EXERCISE AIM: Name every user who posted in the bottle-collecting TV interview thread on Feb 17, 2011.

GIVEN PASSAGE:
--------------------------------

# TV Interview on bottle collecting!!!



## casperwhiskey (Feb 16, 2011)

http://www.myfox8.com/videobeta/?watchId=6238b9b8-72ae-41c4-b4e4-a841924bd59b

 TV 8 interview Jerry Jones and David Jackson


----------



## cyberdigger (Feb 16, 2011)

That was... kinda cool.. interesting how they somewhat ominously closed the story with: ".. nowadays, most bottle clubs are ..on line.. " 
 Tsunami warning is in effect until further notice..


----------



## CALDIGR2 (Feb 16, 2011)

Good job, Dave, and a VERY nice collection. It was like the video cut off midway through and switched to pothole filling.


----------



## RICKJJ59W (Feb 16, 2011)

At least they didn't money,they did say "could be valuable" but they pretty told it like it is


----------



## kungfufighter (Feb 16, 2011)

Well done David!  I can see the love for your most recent find[]


----------



## Poison_Us (Feb 16, 2011)

That was cool.


----------



## JOETHECROW (Feb 16, 2011)

Great job Dave!...You came across professionally, and your collection looks great. Sound was off kilter though...


----------



## bostaurus (Feb 17, 2011)

Very nicely done.


----------



## mr.fred (Feb 17, 2011)

Very  well  done---you did great[]


----------



## BRIAN S. (Feb 17, 2011)

Great job David !
 Enjoyed it !


----------



## sandchip (Feb 17, 2011)

Fine job, David.  I just hate that the sound kept cutting in and out.  I probably missed 75% of the talking, but got to see some great glass!  Your new V&S is a smoker!


----------



## cowseatmaize (Feb 18, 2011)

Seams to be a lot of that going on. Nice job guys.


----------



## casperwhiskey (Feb 20, 2011)

THANKS TO EVERYONE.
 Here is a better link to the interview>

 http://www.facebook.com/l.php?u=http%3A%2F%2Fwww.myfox8.com%2Fvideobeta%2F6238b9b8-72ae-41c4-b4e4-a841924bd59b%2FNews%2FJoin-The-Club-Bottles&h=42a4d


----------

--------------------------------

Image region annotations
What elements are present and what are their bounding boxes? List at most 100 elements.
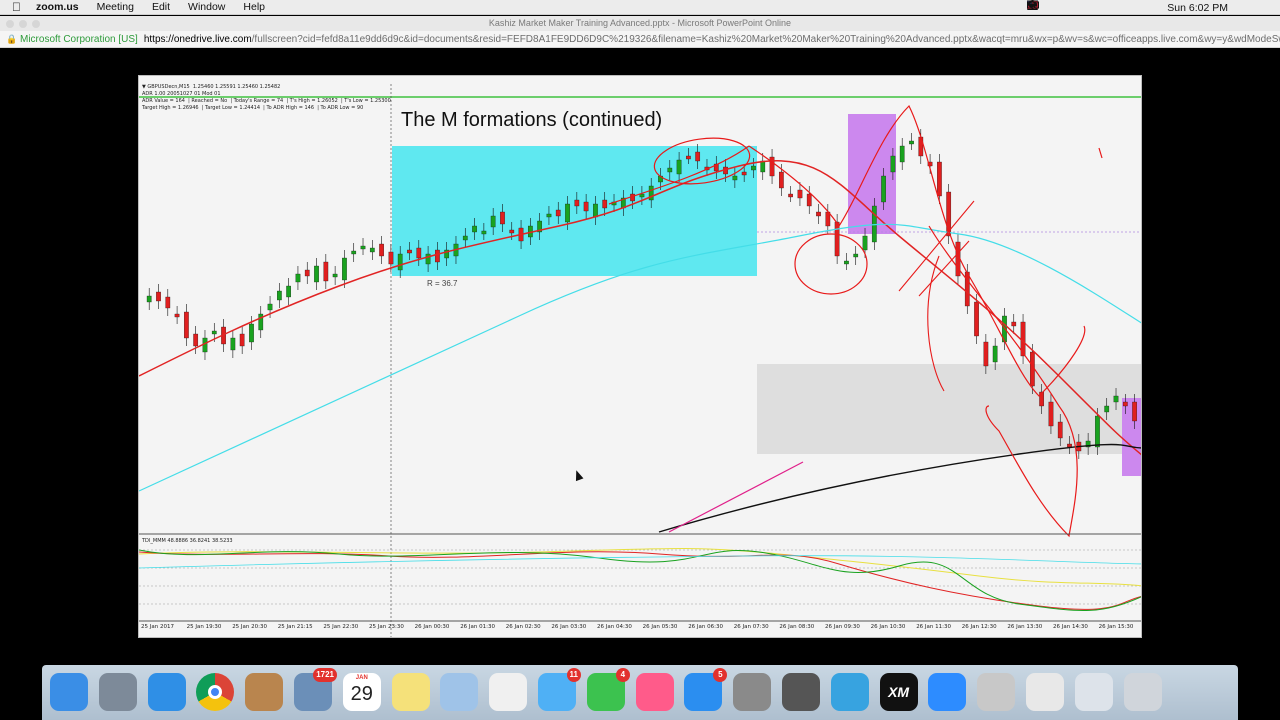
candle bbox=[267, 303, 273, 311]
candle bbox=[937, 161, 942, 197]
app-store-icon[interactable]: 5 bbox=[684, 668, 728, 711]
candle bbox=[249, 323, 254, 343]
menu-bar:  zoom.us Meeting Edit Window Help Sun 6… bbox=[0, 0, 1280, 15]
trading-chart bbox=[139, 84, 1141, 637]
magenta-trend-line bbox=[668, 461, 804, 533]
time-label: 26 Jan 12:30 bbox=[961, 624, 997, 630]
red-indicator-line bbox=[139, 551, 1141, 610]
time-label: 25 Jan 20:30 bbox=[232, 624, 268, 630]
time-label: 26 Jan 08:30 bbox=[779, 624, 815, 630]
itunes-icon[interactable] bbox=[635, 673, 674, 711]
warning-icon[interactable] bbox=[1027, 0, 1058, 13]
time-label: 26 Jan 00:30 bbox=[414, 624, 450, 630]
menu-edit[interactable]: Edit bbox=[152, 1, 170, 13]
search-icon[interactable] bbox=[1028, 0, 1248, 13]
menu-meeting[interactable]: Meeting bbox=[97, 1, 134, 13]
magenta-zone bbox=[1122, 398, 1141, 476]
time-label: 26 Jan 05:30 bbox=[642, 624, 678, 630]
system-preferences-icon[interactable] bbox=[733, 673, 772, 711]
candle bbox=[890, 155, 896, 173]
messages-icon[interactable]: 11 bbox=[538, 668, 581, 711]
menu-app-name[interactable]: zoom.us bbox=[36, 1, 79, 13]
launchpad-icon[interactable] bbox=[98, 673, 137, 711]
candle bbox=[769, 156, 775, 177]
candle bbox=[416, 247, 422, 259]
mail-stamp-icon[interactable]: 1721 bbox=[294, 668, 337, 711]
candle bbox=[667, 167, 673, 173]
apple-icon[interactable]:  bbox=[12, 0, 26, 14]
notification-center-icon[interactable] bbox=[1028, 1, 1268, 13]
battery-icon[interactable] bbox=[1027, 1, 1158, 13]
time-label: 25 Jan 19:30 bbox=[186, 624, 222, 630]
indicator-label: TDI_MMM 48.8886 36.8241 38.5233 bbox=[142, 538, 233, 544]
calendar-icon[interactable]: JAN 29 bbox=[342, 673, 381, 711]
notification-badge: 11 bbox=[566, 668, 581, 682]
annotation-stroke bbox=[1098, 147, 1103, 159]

--------------------------------

EXERCISE ANSWER: bostaurus, mr.fred, BRIAN S., sandchip